**WORK TO COMPLETE**
Each line containing the word "heading" needs to be copied.
>>>
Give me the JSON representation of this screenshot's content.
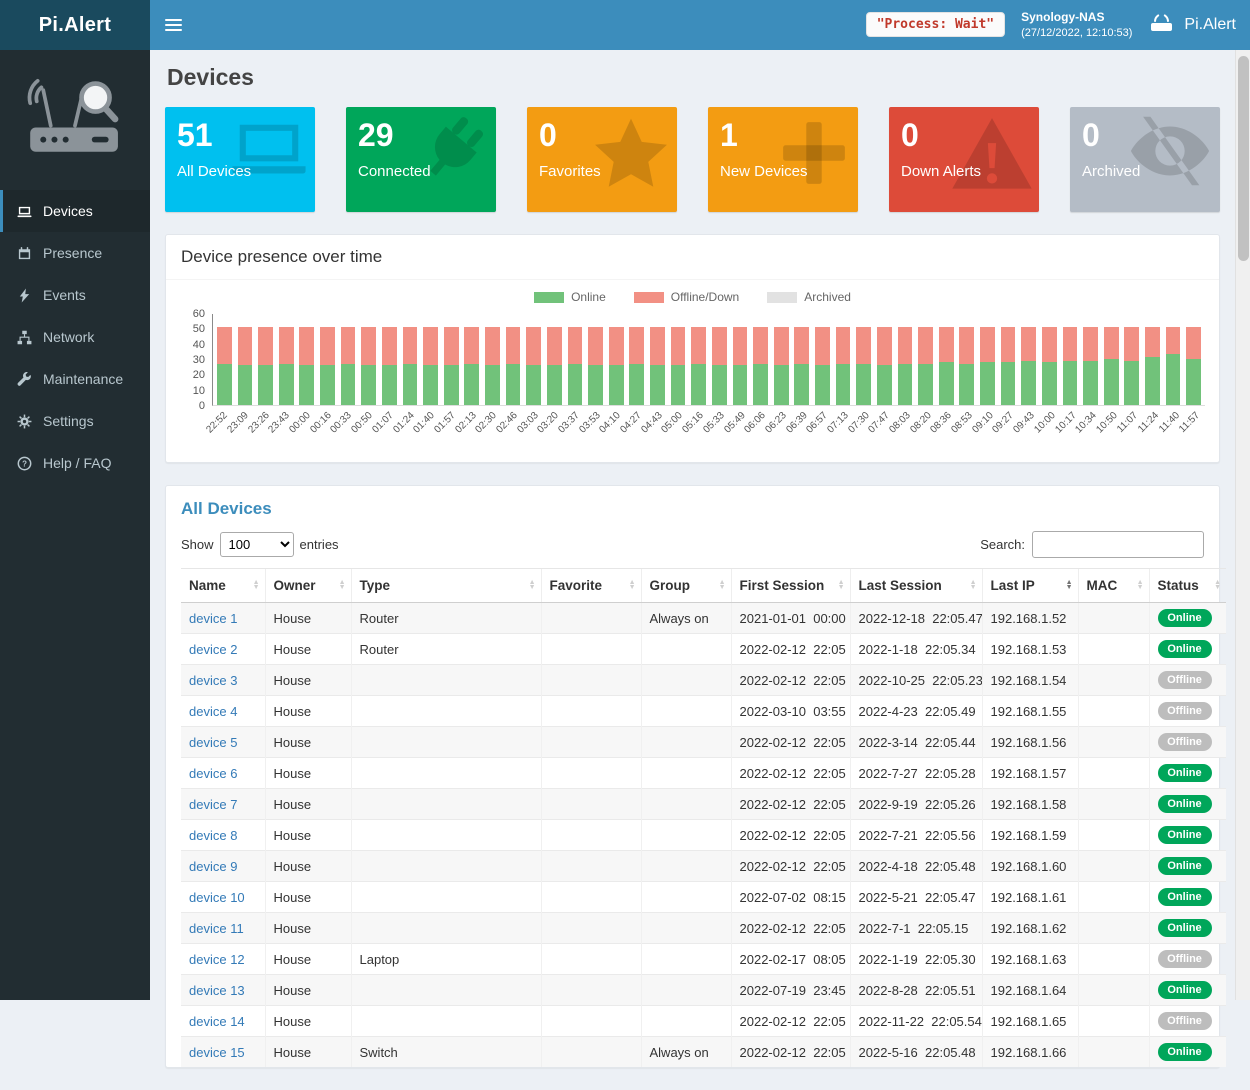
{
  "header": {
    "brand": "Pi.Alert",
    "menu_toggle_icon": "hamburger-icon",
    "process_status": "\"Process: Wait\"",
    "host_name": "Synology-NAS",
    "host_time": "(27/12/2022, 12:10:53)",
    "right_brand_icon": "router-signal-icon",
    "right_brand": "Pi.Alert"
  },
  "sidebar": {
    "logo_icon": "pialert-router-logo",
    "items": [
      {
        "label": "Devices",
        "icon": "devices-icon",
        "active": true
      },
      {
        "label": "Presence",
        "icon": "presence-icon",
        "active": false
      },
      {
        "label": "Events",
        "icon": "events-icon",
        "active": false
      },
      {
        "label": "Network",
        "icon": "network-icon",
        "active": false
      },
      {
        "label": "Maintenance",
        "icon": "maintenance-icon",
        "active": false
      },
      {
        "label": "Settings",
        "icon": "settings-icon",
        "active": false
      },
      {
        "label": "Help / FAQ",
        "icon": "help-icon",
        "active": false
      }
    ]
  },
  "page": {
    "title": "Devices"
  },
  "info_boxes": [
    {
      "value": "51",
      "label": "All Devices",
      "color": "#00c0ef",
      "icon": "laptop-icon"
    },
    {
      "value": "29",
      "label": "Connected",
      "color": "#00a65a",
      "icon": "plug-icon"
    },
    {
      "value": "0",
      "label": "Favorites",
      "color": "#f39c12",
      "icon": "star-icon"
    },
    {
      "value": "1",
      "label": "New Devices",
      "color": "#f39c12",
      "icon": "plus-icon"
    },
    {
      "value": "0",
      "label": "Down Alerts",
      "color": "#dd4b39",
      "icon": "warning-icon"
    },
    {
      "value": "0",
      "label": "Archived",
      "color": "#b4bcc6",
      "icon": "eye-slash-icon"
    }
  ],
  "presence": {
    "title": "Device presence over time"
  },
  "chart_data": {
    "type": "bar",
    "stacked": true,
    "title": "Device presence over time",
    "legend_position": "top",
    "grid": false,
    "ylim": [
      0,
      60
    ],
    "yticks": [
      0,
      10,
      20,
      30,
      40,
      50,
      60
    ],
    "categories": [
      "22:52",
      "23:09",
      "23:26",
      "23:43",
      "00:00",
      "00:16",
      "00:33",
      "00:50",
      "01:07",
      "01:24",
      "01:40",
      "01:57",
      "02:13",
      "02:30",
      "02:46",
      "03:03",
      "03:20",
      "03:37",
      "03:53",
      "04:10",
      "04:27",
      "04:43",
      "05:00",
      "05:16",
      "05:33",
      "05:49",
      "06:06",
      "06:23",
      "06:39",
      "06:57",
      "07:13",
      "07:30",
      "07:47",
      "08:03",
      "08:20",
      "08:36",
      "08:53",
      "09:10",
      "09:27",
      "09:43",
      "10:00",
      "10:17",
      "10:34",
      "10:50",
      "11:07",
      "11:24",
      "11:40",
      "11:57"
    ],
    "series": [
      {
        "name": "Online",
        "color": "#71c27a",
        "values": [
          27,
          26,
          26,
          27,
          26,
          26,
          27,
          26,
          26,
          27,
          26,
          26,
          27,
          26,
          27,
          26,
          26,
          27,
          26,
          26,
          27,
          26,
          26,
          27,
          26,
          26,
          27,
          26,
          27,
          26,
          27,
          27,
          26,
          27,
          27,
          28,
          27,
          28,
          28,
          29,
          28,
          29,
          29,
          30,
          29,
          31,
          33,
          30
        ]
      },
      {
        "name": "Offline/Down",
        "color": "#f29084",
        "values": [
          24,
          25,
          25,
          24,
          25,
          25,
          24,
          25,
          25,
          24,
          25,
          25,
          24,
          25,
          24,
          25,
          25,
          24,
          25,
          25,
          24,
          25,
          25,
          24,
          25,
          25,
          24,
          25,
          24,
          25,
          24,
          24,
          25,
          24,
          24,
          23,
          24,
          23,
          23,
          22,
          23,
          22,
          22,
          21,
          22,
          20,
          18,
          21
        ]
      },
      {
        "name": "Archived",
        "color": "#e2e2e2",
        "values": [
          0,
          0,
          0,
          0,
          0,
          0,
          0,
          0,
          0,
          0,
          0,
          0,
          0,
          0,
          0,
          0,
          0,
          0,
          0,
          0,
          0,
          0,
          0,
          0,
          0,
          0,
          0,
          0,
          0,
          0,
          0,
          0,
          0,
          0,
          0,
          0,
          0,
          0,
          0,
          0,
          0,
          0,
          0,
          0,
          0,
          0,
          0,
          0
        ]
      }
    ]
  },
  "table": {
    "title": "All Devices",
    "show_label": "Show",
    "entries_value": "100",
    "entries_label": "entries",
    "search_label": "Search:",
    "status_colors": {
      "Online": "#00a65a",
      "Offline": "#bdbdbd"
    },
    "columns": [
      {
        "key": "name",
        "label": "Name",
        "sorted": false
      },
      {
        "key": "owner",
        "label": "Owner",
        "sorted": false
      },
      {
        "key": "type",
        "label": "Type",
        "sorted": false
      },
      {
        "key": "favorite",
        "label": "Favorite",
        "sorted": false
      },
      {
        "key": "group",
        "label": "Group",
        "sorted": false
      },
      {
        "key": "first_session",
        "label": "First Session",
        "sorted": false
      },
      {
        "key": "last_session",
        "label": "Last Session",
        "sorted": false
      },
      {
        "key": "last_ip",
        "label": "Last IP",
        "sorted": true
      },
      {
        "key": "mac",
        "label": "MAC",
        "sorted": false
      },
      {
        "key": "status",
        "label": "Status",
        "sorted": false
      }
    ],
    "rows": [
      {
        "name": "device 1",
        "owner": "House",
        "type": "Router",
        "favorite": "",
        "group": "Always on",
        "first_session": "2021-01-01  00:00",
        "last_session": "2022-12-18  22:05.47",
        "last_ip": "192.168.1.52",
        "mac": "",
        "status": "Online"
      },
      {
        "name": "device 2",
        "owner": "House",
        "type": "Router",
        "favorite": "",
        "group": "",
        "first_session": "2022-02-12  22:05",
        "last_session": "2022-1-18  22:05.34",
        "last_ip": "192.168.1.53",
        "mac": "",
        "status": "Online"
      },
      {
        "name": "device 3",
        "owner": "House",
        "type": "",
        "favorite": "",
        "group": "",
        "first_session": "2022-02-12  22:05",
        "last_session": "2022-10-25  22:05.23",
        "last_ip": "192.168.1.54",
        "mac": "",
        "status": "Offline"
      },
      {
        "name": "device 4",
        "owner": "House",
        "type": "",
        "favorite": "",
        "group": "",
        "first_session": "2022-03-10  03:55",
        "last_session": "2022-4-23  22:05.49",
        "last_ip": "192.168.1.55",
        "mac": "",
        "status": "Offline"
      },
      {
        "name": "device 5",
        "owner": "House",
        "type": "",
        "favorite": "",
        "group": "",
        "first_session": "2022-02-12  22:05",
        "last_session": "2022-3-14  22:05.44",
        "last_ip": "192.168.1.56",
        "mac": "",
        "status": "Offline"
      },
      {
        "name": "device 6",
        "owner": "House",
        "type": "",
        "favorite": "",
        "group": "",
        "first_session": "2022-02-12  22:05",
        "last_session": "2022-7-27  22:05.28",
        "last_ip": "192.168.1.57",
        "mac": "",
        "status": "Online"
      },
      {
        "name": "device 7",
        "owner": "House",
        "type": "",
        "favorite": "",
        "group": "",
        "first_session": "2022-02-12  22:05",
        "last_session": "2022-9-19  22:05.26",
        "last_ip": "192.168.1.58",
        "mac": "",
        "status": "Online"
      },
      {
        "name": "device 8",
        "owner": "House",
        "type": "",
        "favorite": "",
        "group": "",
        "first_session": "2022-02-12  22:05",
        "last_session": "2022-7-21  22:05.56",
        "last_ip": "192.168.1.59",
        "mac": "",
        "status": "Online"
      },
      {
        "name": "device 9",
        "owner": "House",
        "type": "",
        "favorite": "",
        "group": "",
        "first_session": "2022-02-12  22:05",
        "last_session": "2022-4-18  22:05.48",
        "last_ip": "192.168.1.60",
        "mac": "",
        "status": "Online"
      },
      {
        "name": "device 10",
        "owner": "House",
        "type": "",
        "favorite": "",
        "group": "",
        "first_session": "2022-07-02  08:15",
        "last_session": "2022-5-21  22:05.47",
        "last_ip": "192.168.1.61",
        "mac": "",
        "status": "Online"
      },
      {
        "name": "device 11",
        "owner": "House",
        "type": "",
        "favorite": "",
        "group": "",
        "first_session": "2022-02-12  22:05",
        "last_session": "2022-7-1  22:05.15",
        "last_ip": "192.168.1.62",
        "mac": "",
        "status": "Online"
      },
      {
        "name": "device 12",
        "owner": "House",
        "type": "Laptop",
        "favorite": "",
        "group": "",
        "first_session": "2022-02-17  08:05",
        "last_session": "2022-1-19  22:05.30",
        "last_ip": "192.168.1.63",
        "mac": "",
        "status": "Offline"
      },
      {
        "name": "device 13",
        "owner": "House",
        "type": "",
        "favorite": "",
        "group": "",
        "first_session": "2022-07-19  23:45",
        "last_session": "2022-8-28  22:05.51",
        "last_ip": "192.168.1.64",
        "mac": "",
        "status": "Online"
      },
      {
        "name": "device 14",
        "owner": "House",
        "type": "",
        "favorite": "",
        "group": "",
        "first_session": "2022-02-12  22:05",
        "last_session": "2022-11-22  22:05.54",
        "last_ip": "192.168.1.65",
        "mac": "",
        "status": "Offline"
      },
      {
        "name": "device 15",
        "owner": "House",
        "type": "Switch",
        "favorite": "",
        "group": "Always on",
        "first_session": "2022-02-12  22:05",
        "last_session": "2022-5-16  22:05.48",
        "last_ip": "192.168.1.66",
        "mac": "",
        "status": "Online"
      }
    ]
  },
  "colors": {
    "navbar": "#3c8dbc",
    "logo_bg": "#1a4a5e",
    "sidebar_bg": "#222d32",
    "sidebar_active_bg": "#1e282c",
    "content_bg": "#ecf0f5",
    "link": "#337ab7",
    "table_title": "#3c8dbc"
  }
}
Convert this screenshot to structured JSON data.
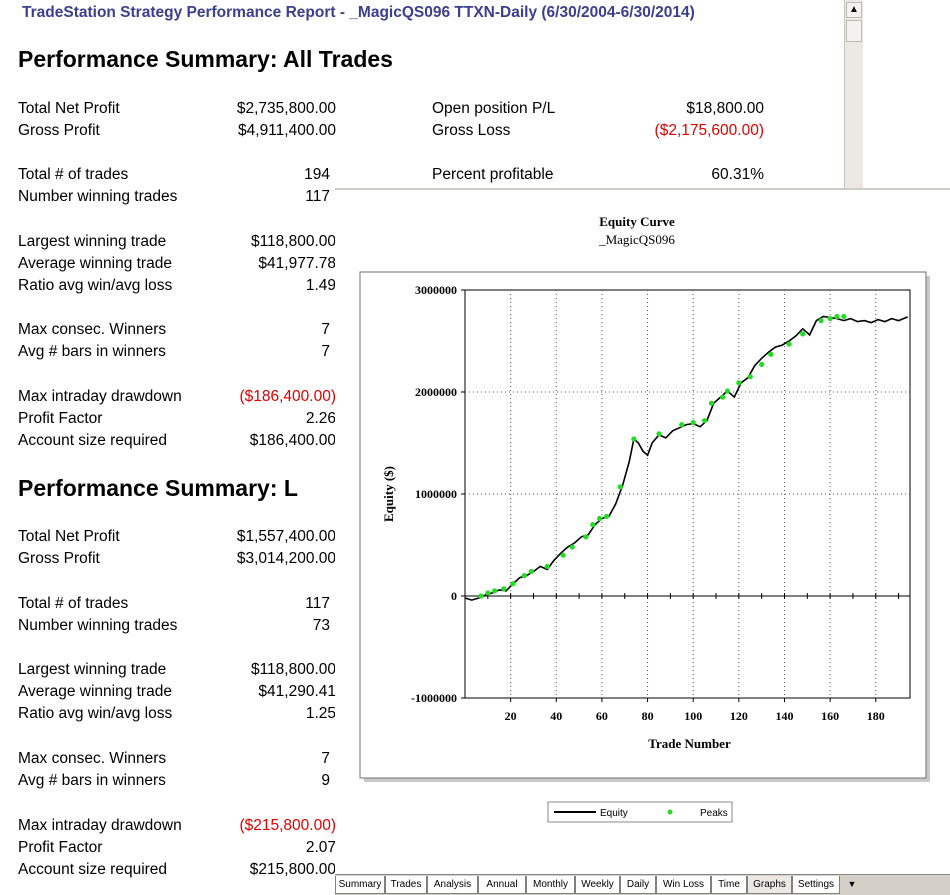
{
  "report": {
    "title": "TradeStation  Strategy Performance Report - _MagicQS096 TTXN-Daily (6/30/2004-6/30/2014)",
    "section_all": {
      "heading": "Performance Summary:  All Trades",
      "total_net_profit_label": "Total Net Profit",
      "total_net_profit": "$2,735,800.00",
      "open_pl_label": "Open position P/L",
      "open_pl": "$18,800.00",
      "gross_profit_label": "Gross Profit",
      "gross_profit": "$4,911,400.00",
      "gross_loss_label": "Gross Loss",
      "gross_loss": "($2,175,600.00)",
      "total_trades_label": "Total # of trades",
      "total_trades": "194",
      "pct_profitable_label": "Percent profitable",
      "pct_profitable": "60.31%",
      "num_winning_label": "Number winning trades",
      "num_winning": "117",
      "largest_win_label": "Largest winning trade",
      "largest_win": "$118,800.00",
      "avg_win_label": "Average winning trade",
      "avg_win": "$41,977.78",
      "ratio_label": "Ratio avg win/avg loss",
      "ratio": "1.49",
      "max_consec_label": "Max consec. Winners",
      "max_consec": "7",
      "avg_bars_label": "Avg # bars in winners",
      "avg_bars": "7",
      "max_dd_label": "Max intraday drawdown",
      "max_dd": "($186,400.00)",
      "profit_factor_label": "Profit Factor",
      "profit_factor": "2.26",
      "account_size_label": "Account size required",
      "account_size": "$186,400.00"
    },
    "section_long": {
      "heading": "Performance Summary:  L",
      "total_net_profit_label": "Total Net Profit",
      "total_net_profit": "$1,557,400.00",
      "gross_profit_label": "Gross Profit",
      "gross_profit": "$3,014,200.00",
      "total_trades_label": "Total # of trades",
      "total_trades": "117",
      "num_winning_label": "Number winning trades",
      "num_winning": "73",
      "largest_win_label": "Largest winning trade",
      "largest_win": "$118,800.00",
      "avg_win_label": "Average winning trade",
      "avg_win": "$41,290.41",
      "ratio_label": "Ratio avg win/avg loss",
      "ratio": "1.25",
      "max_consec_label": "Max consec. Winners",
      "max_consec": "7",
      "avg_bars_label": "Avg # bars in winners",
      "avg_bars": "9",
      "max_dd_label": "Max intraday drawdown",
      "max_dd": "($215,800.00)",
      "profit_factor_label": "Profit Factor",
      "profit_factor": "2.07",
      "account_size_label": "Account size required",
      "account_size": "$215,800.00"
    }
  },
  "colors": {
    "title": "#3a3f8f",
    "negative": "#e00000",
    "equity_line": "#000000",
    "peaks": "#22dd22"
  },
  "chart_data": {
    "type": "line",
    "title": "Equity Curve",
    "subtitle": "_MagicQS096",
    "xlabel": "Trade Number",
    "ylabel": "Equity ($)",
    "xlim": [
      0,
      195
    ],
    "ylim": [
      -1000000,
      3000000
    ],
    "x_ticks": [
      20,
      40,
      60,
      80,
      100,
      120,
      140,
      160,
      180
    ],
    "x_tick_labels": [
      "20",
      "40",
      "60",
      "80",
      "100",
      "120",
      "140",
      "160",
      "180"
    ],
    "y_ticks": [
      -1000000,
      0,
      1000000,
      2000000,
      3000000
    ],
    "y_tick_labels": [
      "-1000000",
      "0",
      "1000000",
      "2000000",
      "3000000"
    ],
    "grid": true,
    "legend": {
      "position": "bottom",
      "entries": [
        "Equity",
        "Peaks"
      ]
    },
    "series": [
      {
        "name": "Equity",
        "x": [
          0,
          3,
          6,
          9,
          12,
          15,
          18,
          21,
          24,
          27,
          30,
          33,
          36,
          39,
          42,
          45,
          48,
          51,
          54,
          57,
          60,
          63,
          66,
          69,
          72,
          74,
          76,
          78,
          80,
          82,
          85,
          88,
          91,
          94,
          97,
          100,
          103,
          106,
          109,
          112,
          115,
          118,
          121,
          124,
          127,
          130,
          133,
          136,
          139,
          142,
          145,
          148,
          151,
          154,
          157,
          160,
          163,
          166,
          169,
          172,
          175,
          178,
          181,
          184,
          187,
          190,
          194
        ],
        "values": [
          -20000,
          -40000,
          -20000,
          10000,
          30000,
          60000,
          50000,
          120000,
          180000,
          200000,
          240000,
          290000,
          260000,
          350000,
          420000,
          480000,
          520000,
          580000,
          600000,
          700000,
          760000,
          780000,
          900000,
          1080000,
          1320000,
          1540000,
          1500000,
          1420000,
          1380000,
          1500000,
          1580000,
          1550000,
          1620000,
          1650000,
          1680000,
          1690000,
          1660000,
          1720000,
          1890000,
          1950000,
          2010000,
          1950000,
          2090000,
          2140000,
          2260000,
          2330000,
          2390000,
          2440000,
          2460000,
          2500000,
          2550000,
          2620000,
          2560000,
          2700000,
          2740000,
          2730000,
          2720000,
          2700000,
          2720000,
          2690000,
          2700000,
          2680000,
          2710000,
          2690000,
          2720000,
          2700000,
          2735800
        ]
      },
      {
        "name": "Peaks",
        "x": [
          7,
          10,
          13,
          17,
          21,
          26,
          29,
          36,
          43,
          47,
          53,
          56,
          59,
          62,
          68,
          74,
          85,
          95,
          100,
          105,
          108,
          113,
          115,
          120,
          125,
          130,
          134,
          142,
          148,
          156,
          160,
          163,
          166
        ],
        "values": [
          0,
          30000,
          50000,
          70000,
          120000,
          200000,
          240000,
          290000,
          400000,
          480000,
          580000,
          700000,
          760000,
          780000,
          1070000,
          1540000,
          1590000,
          1680000,
          1700000,
          1720000,
          1890000,
          1950000,
          2010000,
          2090000,
          2150000,
          2270000,
          2370000,
          2470000,
          2570000,
          2700000,
          2720000,
          2740000,
          2740000
        ]
      }
    ]
  },
  "tabs": [
    "Summary",
    "Trades",
    "Analysis",
    "Annual",
    "Monthly",
    "Weekly",
    "Daily",
    "Win Loss",
    "Time",
    "Graphs",
    "Settings"
  ],
  "active_tab": "Graphs",
  "scroll": {
    "up_arrow": "▲",
    "down_arrow": "▼"
  }
}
<<<
**EXERCISE ANSWER**
      "heading": "Performance Summary:  All Trades",
      "heading": "Performance Summary:  L",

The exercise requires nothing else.